Raw records:
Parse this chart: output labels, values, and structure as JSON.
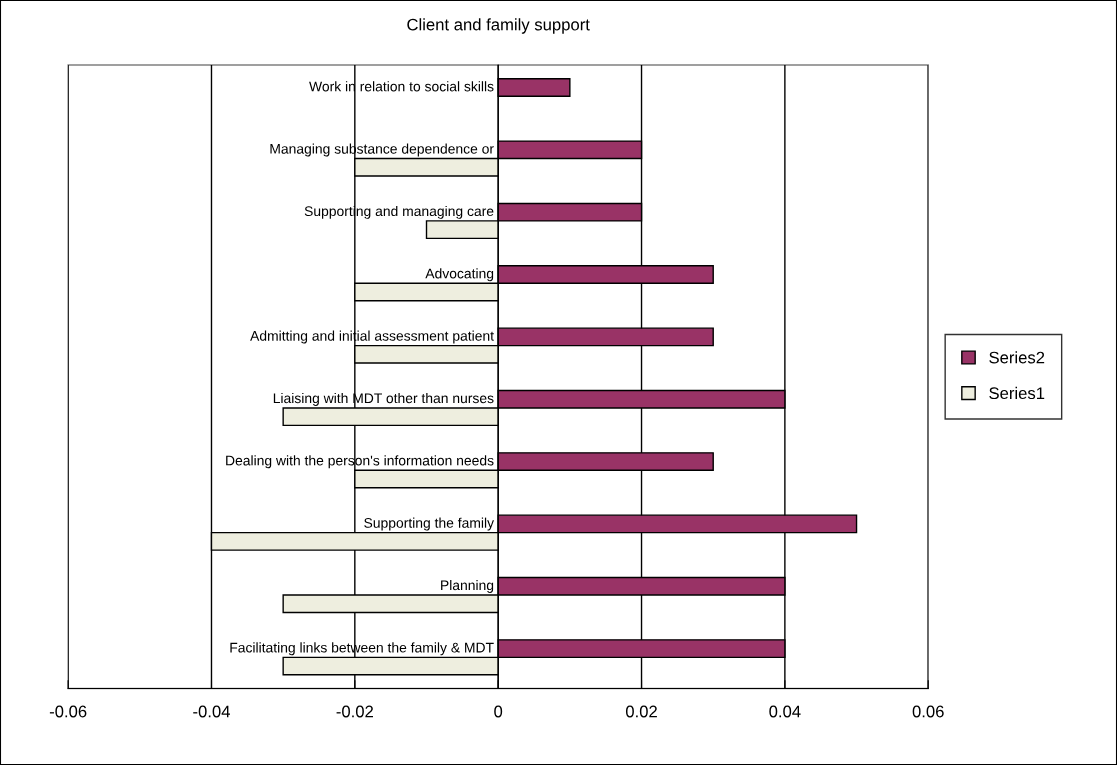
{
  "chart_data": {
    "type": "bar",
    "orientation": "horizontal",
    "title": "Client and family support",
    "categories": [
      "Work in relation to social skills",
      "Managing substance dependence or",
      "Supporting and managing care",
      "Advocating",
      "Admitting and initial assessment patient",
      "Liaising with MDT other than nurses",
      "Dealing with the person's information needs",
      "Supporting the family",
      "Planning",
      "Facilitating links between the family & MDT"
    ],
    "series": [
      {
        "name": "Series2",
        "color": "#993366",
        "values": [
          0.01,
          0.02,
          0.02,
          0.03,
          0.03,
          0.04,
          0.03,
          0.05,
          0.04,
          0.04
        ]
      },
      {
        "name": "Series1",
        "color": "#eeeedf",
        "values": [
          null,
          -0.02,
          -0.01,
          -0.02,
          -0.02,
          -0.03,
          -0.02,
          -0.04,
          -0.03,
          -0.03
        ]
      }
    ],
    "xlim": [
      -0.06,
      0.06
    ],
    "xticks": [
      -0.06,
      -0.04,
      -0.02,
      0,
      0.02,
      0.04,
      0.06
    ],
    "grid": "x",
    "legend": "right"
  }
}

Goal: Scan the material above. Extract every line in which the word "Supporting" occurs.

Solution below:
      "Supporting and managing care",
      "Supporting the family",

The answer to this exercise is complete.